Instructions to follow:
Can you output the material exactly as written, minus any pictures it holds?

Task input:
====

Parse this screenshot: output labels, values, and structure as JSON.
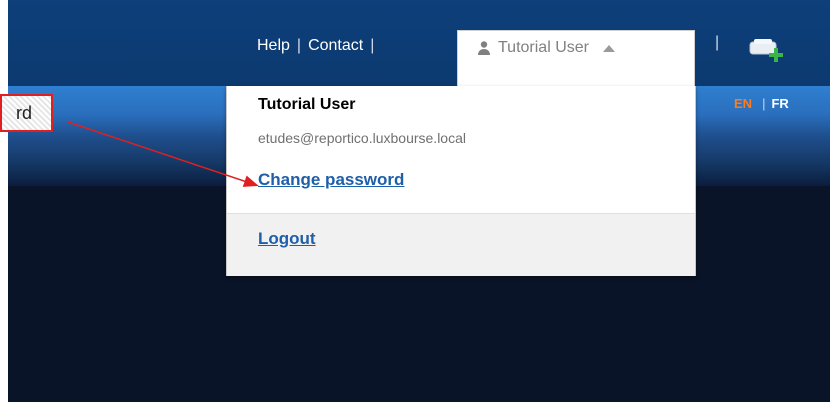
{
  "topnav": {
    "help": "Help",
    "contact": "Contact",
    "separator": "|"
  },
  "user_menu": {
    "tab_label": "Tutorial User",
    "name": "Tutorial User",
    "email": "etudes@reportico.luxbourse.local",
    "change_password": "Change password",
    "logout": "Logout"
  },
  "language": {
    "en": "EN",
    "sep": "|",
    "fr": "FR"
  },
  "annotation": {
    "callout_text": "rd"
  },
  "icons": [
    "person-icon",
    "caret-up-icon",
    "cart-add-icon"
  ],
  "colors": {
    "topbar": "#0e3f7a",
    "link": "#1f5ea8",
    "lang_active": "#ff7a1a",
    "annotation_red": "#e02020"
  }
}
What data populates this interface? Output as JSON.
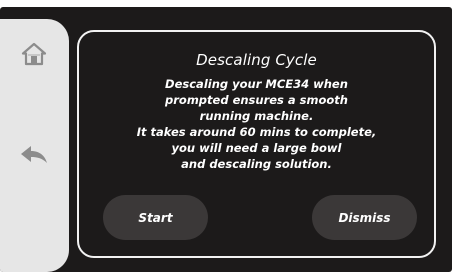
{
  "sidebar": {
    "home_icon": "home-icon",
    "back_icon": "back-arrow-icon"
  },
  "dialog": {
    "title": "Descaling Cycle",
    "body_lines": [
      "Descaling your MCE34  when",
      "prompted ensures a smooth",
      "running machine.",
      "It takes around 60 mins to complete,",
      "you will need  a large bowl",
      "and descaling solution."
    ],
    "start_label": "Start",
    "dismiss_label": "Dismiss"
  },
  "colors": {
    "background": "#1c1a1a",
    "sidebar": "#e6e6e6",
    "icon": "#8c8c8c",
    "button": "#3b3838",
    "text": "#ffffff"
  }
}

====

Finished task:
Parse this screenshot: output labels, values, and structure as JSON.
{
  "topnav": {
    "help": "Help",
    "contact": "Contact",
    "separator": "|"
  },
  "user_menu": {
    "tab_label": "Tutorial User",
    "name": "Tutorial User",
    "email": "etudes@reportico.luxbourse.local",
    "change_password": "Change password",
    "logout": "Logout"
  },
  "language": {
    "en": "EN",
    "sep": "|",
    "fr": "FR"
  },
  "annotation": {
    "callout_text": "rd"
  },
  "icons": [
    "person-icon",
    "caret-up-icon",
    "cart-add-icon"
  ],
  "colors": {
    "topbar": "#0e3f7a",
    "link": "#1f5ea8",
    "lang_active": "#ff7a1a",
    "annotation_red": "#e02020"
  }
}
What data populates this interface? Output as JSON.
{
  "sidebar": {
    "home_icon": "home-icon",
    "back_icon": "back-arrow-icon"
  },
  "dialog": {
    "title": "Descaling Cycle",
    "body_lines": [
      "Descaling your MCE34  when",
      "prompted ensures a smooth",
      "running machine.",
      "It takes around 60 mins to complete,",
      "you will need  a large bowl",
      "and descaling solution."
    ],
    "start_label": "Start",
    "dismiss_label": "Dismiss"
  },
  "colors": {
    "background": "#1c1a1a",
    "sidebar": "#e6e6e6",
    "icon": "#8c8c8c",
    "button": "#3b3838",
    "text": "#ffffff"
  }
}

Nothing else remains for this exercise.